PROBLEM 1:
Do these three statements agree with the post on the Best Historical Novel nominees? (a) Victoria's protagonists Frank Malloy and Sarah Brandt were able to marry only after 17 books. (b) In Rose Carroll's day, suffragists wore light blue sashes. (c) Wyoming became the first state with full voting rights for women in 1869. For each, answer yes or no and quote the deciding words of the post.
PROBLEM 2:
Can you return the part of the post on the Best Historical Novel nominees starting with "This year’s nominees" and going on through "the most fun?", copied word for word?
PROBLEM 3:
Could you resume the post on the Best Historical Novel nominees from the point where it stops?

____ TEXT PROVIDED

Best Historical Novel Nominees

Edith here, delighted to welcome four awesome colleagues.

This year’s nominees for the Agatha Award for Best Historical Novel agreed to join me on the blog and answer a couple of questions. I am honored to have Turning the Tide included in this brilliant group! The other authors are Rhys Bowen for Four Funerals and Maybe a Wedding, L.A. Chandlar for The Gold Pawn, Sujata Massey for Widows of Malabar Hill, and Victoria Thompson for Murder on Union Square. They are all fabulous, well-researched books and I hope you read every single one of them.

So let’s get started. Ladies (in reverse alphabetical order), what bit of research for this book surprised you the most or was the most fun?

Victoria: Some are born great, some achieve greatness, and some have greatness thrust upon them. In this case, I had great research thrust upon me, and the result is the plot of Murder on Union Square!  In a previous book, I had mentioned that when my protagonists, Frank Malloy and Sarah Brandt, finally were able to marry (after only 17 books!), they could adopt Sarah’s ward, Catherine. One of my fans, who is an attorney, sent me a long fan letter explaining why this would not be possible. You see, I had introduced Catherine’s previously-unknown parents in an earlier book, and by the end of that book they were both dead. I thought this cleared the way for adoption, since Catherine was now an orphan. My attorney-fan explained, however, that the law considers a woman’s husband to be the father of her children, no matter any evidence to the contrary. Because Catherine’s mother was married to another man at the time Catherine was conceived, the law considered him the father of her child, and since that man was still alive, Frank and Sarah could not adopt Catherine. In fact, this man had every right to obtain custody of the child. For about thirty seconds, I was in a panic, until I realized that resolving this situation could be the plot of my next book, and so it became.  When Catherine’s legal father turns up dead, Frank is charged with his murder because who had a better motive? So this was both a surprise and a lot of fun to resolve. I love my fans!

Edith: When the timing of Quaker Midwife Mystery #3 logically fell in the fall, I realized 1888 was a presidential election year. I virtually (and maybe actually…) rubbed my hands at the chance to address women’s suffrage. The places research will take you! We’ve all seen suffragists in the next century wearing light blue. In Rose Carroll’s day the sashes they wore were sunflower yellow, the color of hope. Women (even though they couldn’t vote for any office other than School Committee in Massachusetts) baked huge Election Cakes (like a big flat fruitcake) and offered pieces outside the polls to entice voters to their party. Women got the right to vote in Wyoming Territory in 1869. In 1890, Wyoming became the 44th state and the first state to have full voting rights for women. And so on. I brought Elizabeth Cady Stanton to Amesbury in the book to rally the women in the protest on Election Day. I don’t know that she actually ever came here – but she easily might have.

________
____ EXCERPTED DATA

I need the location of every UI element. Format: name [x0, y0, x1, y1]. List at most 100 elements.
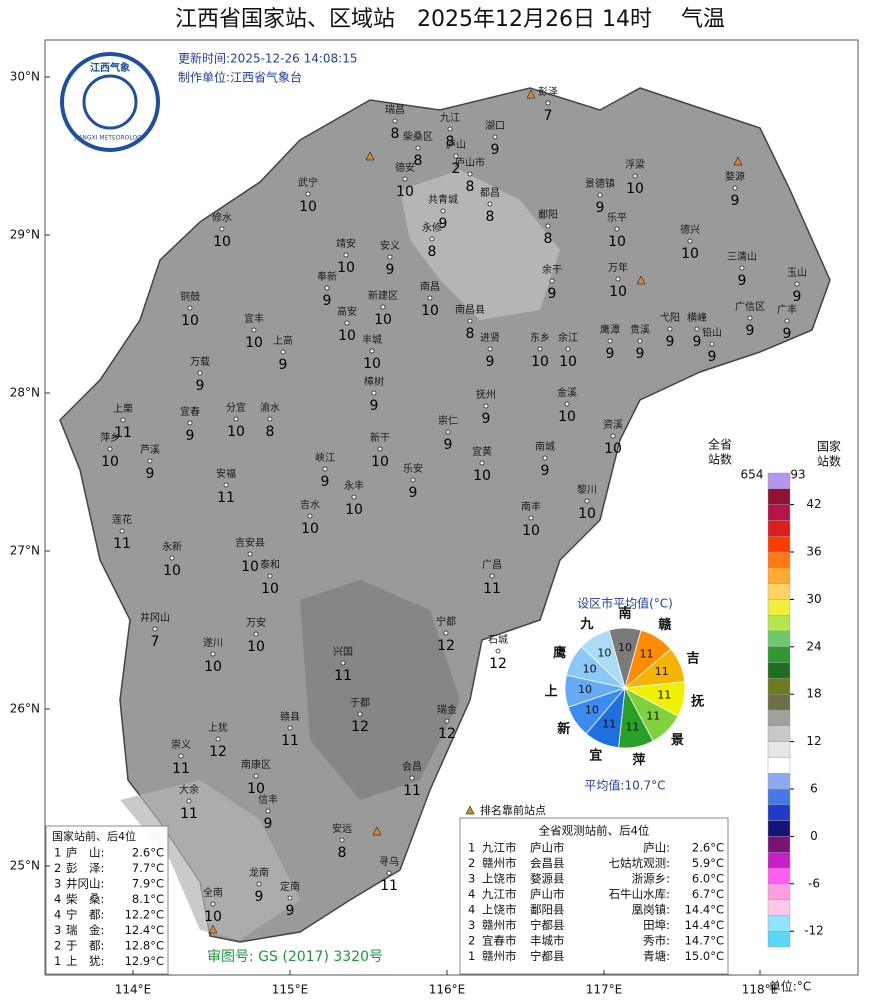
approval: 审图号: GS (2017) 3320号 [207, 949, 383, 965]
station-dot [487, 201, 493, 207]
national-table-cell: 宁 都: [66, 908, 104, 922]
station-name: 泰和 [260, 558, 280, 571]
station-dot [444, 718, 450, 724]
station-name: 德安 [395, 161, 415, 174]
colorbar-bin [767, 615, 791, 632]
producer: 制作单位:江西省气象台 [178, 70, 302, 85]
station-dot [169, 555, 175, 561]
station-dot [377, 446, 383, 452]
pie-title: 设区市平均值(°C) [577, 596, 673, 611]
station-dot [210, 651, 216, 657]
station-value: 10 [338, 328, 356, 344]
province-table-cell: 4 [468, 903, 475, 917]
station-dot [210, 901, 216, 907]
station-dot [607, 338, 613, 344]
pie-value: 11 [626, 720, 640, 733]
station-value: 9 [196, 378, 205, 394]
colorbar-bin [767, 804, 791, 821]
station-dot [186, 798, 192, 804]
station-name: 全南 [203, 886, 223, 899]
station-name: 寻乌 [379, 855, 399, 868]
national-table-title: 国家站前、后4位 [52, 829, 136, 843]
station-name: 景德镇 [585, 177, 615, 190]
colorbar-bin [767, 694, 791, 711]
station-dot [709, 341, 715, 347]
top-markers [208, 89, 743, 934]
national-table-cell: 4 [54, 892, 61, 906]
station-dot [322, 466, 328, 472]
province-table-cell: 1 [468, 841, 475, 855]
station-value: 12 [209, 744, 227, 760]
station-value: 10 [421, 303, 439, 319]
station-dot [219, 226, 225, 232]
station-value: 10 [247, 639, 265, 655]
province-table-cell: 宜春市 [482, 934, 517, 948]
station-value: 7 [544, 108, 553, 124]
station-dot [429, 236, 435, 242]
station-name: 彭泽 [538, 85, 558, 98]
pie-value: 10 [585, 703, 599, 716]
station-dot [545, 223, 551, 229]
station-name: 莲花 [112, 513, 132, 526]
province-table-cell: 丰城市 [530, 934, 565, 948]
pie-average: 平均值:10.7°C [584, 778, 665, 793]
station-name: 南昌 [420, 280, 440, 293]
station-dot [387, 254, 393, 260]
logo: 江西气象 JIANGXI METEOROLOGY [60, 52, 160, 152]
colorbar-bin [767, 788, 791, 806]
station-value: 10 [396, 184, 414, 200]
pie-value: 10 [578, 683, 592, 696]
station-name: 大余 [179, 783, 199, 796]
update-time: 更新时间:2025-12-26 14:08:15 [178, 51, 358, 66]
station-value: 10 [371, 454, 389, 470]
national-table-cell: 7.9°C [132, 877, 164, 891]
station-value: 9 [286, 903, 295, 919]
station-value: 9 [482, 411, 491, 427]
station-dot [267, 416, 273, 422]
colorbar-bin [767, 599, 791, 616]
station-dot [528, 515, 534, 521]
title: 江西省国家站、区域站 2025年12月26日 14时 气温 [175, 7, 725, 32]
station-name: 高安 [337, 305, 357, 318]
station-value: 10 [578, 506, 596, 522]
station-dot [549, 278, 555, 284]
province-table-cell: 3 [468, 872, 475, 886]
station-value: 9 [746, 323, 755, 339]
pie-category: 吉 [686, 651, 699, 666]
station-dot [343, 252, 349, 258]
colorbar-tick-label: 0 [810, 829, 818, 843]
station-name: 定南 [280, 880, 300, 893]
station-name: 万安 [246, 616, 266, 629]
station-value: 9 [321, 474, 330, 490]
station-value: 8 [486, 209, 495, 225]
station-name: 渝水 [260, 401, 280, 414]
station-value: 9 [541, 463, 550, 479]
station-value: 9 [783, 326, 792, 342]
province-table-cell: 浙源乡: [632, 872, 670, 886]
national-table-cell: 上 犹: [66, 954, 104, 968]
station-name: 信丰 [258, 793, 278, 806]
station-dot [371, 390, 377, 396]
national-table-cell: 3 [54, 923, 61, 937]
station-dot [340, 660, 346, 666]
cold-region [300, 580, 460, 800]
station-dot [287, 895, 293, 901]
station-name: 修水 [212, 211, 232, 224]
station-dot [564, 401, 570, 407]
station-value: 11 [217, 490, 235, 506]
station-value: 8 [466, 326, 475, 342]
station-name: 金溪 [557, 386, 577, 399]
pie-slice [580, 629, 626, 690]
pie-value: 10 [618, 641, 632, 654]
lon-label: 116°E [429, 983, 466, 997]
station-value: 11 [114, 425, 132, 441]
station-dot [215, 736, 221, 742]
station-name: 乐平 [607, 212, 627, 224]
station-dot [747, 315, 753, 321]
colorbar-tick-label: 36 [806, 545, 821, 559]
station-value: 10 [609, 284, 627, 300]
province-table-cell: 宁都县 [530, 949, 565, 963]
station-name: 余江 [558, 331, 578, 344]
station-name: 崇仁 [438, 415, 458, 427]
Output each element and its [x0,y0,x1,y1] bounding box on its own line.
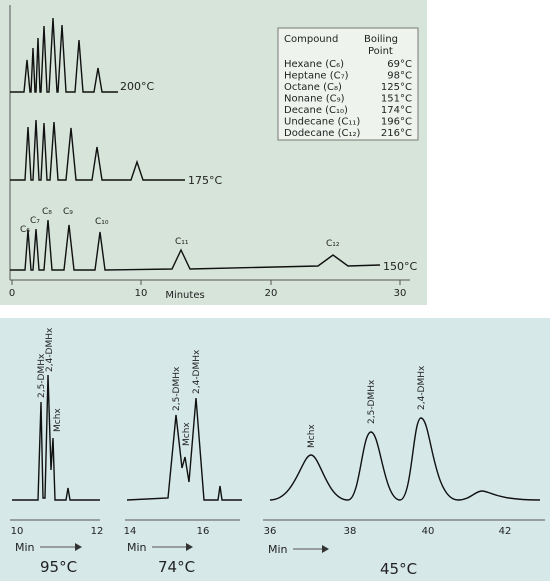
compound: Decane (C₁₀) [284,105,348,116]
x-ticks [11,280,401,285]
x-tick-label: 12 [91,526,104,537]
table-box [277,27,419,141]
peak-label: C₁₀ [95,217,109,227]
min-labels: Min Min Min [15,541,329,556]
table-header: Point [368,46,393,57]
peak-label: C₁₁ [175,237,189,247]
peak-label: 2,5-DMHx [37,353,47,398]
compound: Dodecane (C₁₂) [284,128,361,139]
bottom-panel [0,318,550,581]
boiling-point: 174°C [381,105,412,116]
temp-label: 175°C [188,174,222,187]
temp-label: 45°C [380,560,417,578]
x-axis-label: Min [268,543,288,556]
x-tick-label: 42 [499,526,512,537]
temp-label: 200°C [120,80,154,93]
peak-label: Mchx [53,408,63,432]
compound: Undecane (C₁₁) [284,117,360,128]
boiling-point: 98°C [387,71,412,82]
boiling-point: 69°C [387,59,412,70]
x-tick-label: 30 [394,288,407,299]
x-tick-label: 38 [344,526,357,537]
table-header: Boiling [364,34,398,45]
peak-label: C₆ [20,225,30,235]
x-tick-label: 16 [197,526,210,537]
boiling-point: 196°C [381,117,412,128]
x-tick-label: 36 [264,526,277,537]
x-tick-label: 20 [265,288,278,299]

________

TASK RESPONSE 1:
(a) Yes: "finally were able to marry (after only 17 books!)"
(b) No: "In Rose Carroll’s day the sashes they wore were sunflower yellow, the color of hope."
(c) No: "In 1890, Wyoming became the 44th state and the first state to have full voting rights for women."

TASK RESPONSE 2:
This year’s nominees for the Agatha Award for Best Historical Novel agreed to join me on the blog and answer a couple of questions. I am honored to have Turning the Tide included in this brilliant group! The other authors are Rhys Bowen for Four Funerals and Maybe a Wedding, L.A. Chandlar for The Gold Pawn, Sujata Massey for Widows of Malabar Hill, and Victoria Thompson for Murder on Union Square. They are all fabulous, well-researched books and I hope you read every single one of them.

So let’s get started. Ladies (in reverse alphabetical order), what bit of research for this book surprised you the most or was the most fun?

TASK RESPONSE 3:
Sujata: My favorite part of researching The Widows of Malabar Hill was blending real places in early 20th century Bombay with my fictional narrative. I always start this work at home in Baltimore with photocopies of old maps that have the British street names. I’d arbitrarily placed the fictitious law firm where Perveen works at No. 3 Bruce Street, located a small street once full of law firms, that the city government renamed after independence. When I met up with the Parsi woman lawyer who had kindly offered to take me around to old sites relating to Parsis and the legal professional, she said, “You know, I used to work at a very old family law firm in Homi Modi Street. It’s a very historic building dating from the 19th century. When she led me around the corner and I saw the faint paint lettering that said “Bruce Street,” I got a special tingling in my body. Then she led me straight to No. 3, I nearly passed out. Life continued to imitate art when we had tea on the second floor of the building with the firm’s managing director—a very charming and capable woman lawyer!

L.A.: I have taken tours, read all the books I can get my hands on about Mayor Fiorello La Guardia, and I’ve watched and listened to a ton of radio broadcasts and archives about his city hall. But the most interesting and surprising is how many eye witness accounts and stories I get from friends and readers! He was mayor of New York for three terms from 1934-1945. But people from all over the country have fun stories about him including my dad who lived in Michigan as a young child, and he still remembered La Guardia’s screechy voice over the radio when he’d read the funny papers while the newspapers were on strike. Another friend’s mother received an award right from La Guardia when she was about twelve for winning an essay contest on fire prevention. She still had the certificate and medal! I gather those little gems and slip them into my books because that’s the kind of gold that makes an era or a person come alive versus what you might read in history books. Especially the funny stories, La Guardia was a hoot. Sometimes the humor of the Thirties can be overlooked and he was hilarious.

Also, the most FUN I’ve had with research is going to speakeasies around New York City (suffering for the cause;-). My favorite was a monthly party in an old speakeasy in midtown where you had to dress up in the Twenties and Thirties style to get in. It was like going back in time! Everywhere I looked there were suspenders and fedoras, flappers, one gal was wearing a white gown like Ginger Rogers. Everyone was sipping cocktails from white coffee-mugs – Prohibition style – and learning little dance steps to the live band. It was magic. I’m actually hoping to have my next book launch for The Pearl Dagger in August at a speakeasy.

Rhys: This book didn’t actually require much research for me. It takes place mainly at an English stately home, a situation with which I’m quite familiar. My husband comes from an upper class British family and we stay with his sister at her fifteenth century manor house every summer. I have met older family members who told tales about the butler and various scandals. I also used to live in a large, drafty country house so I could easily put myself in Georgie’s place.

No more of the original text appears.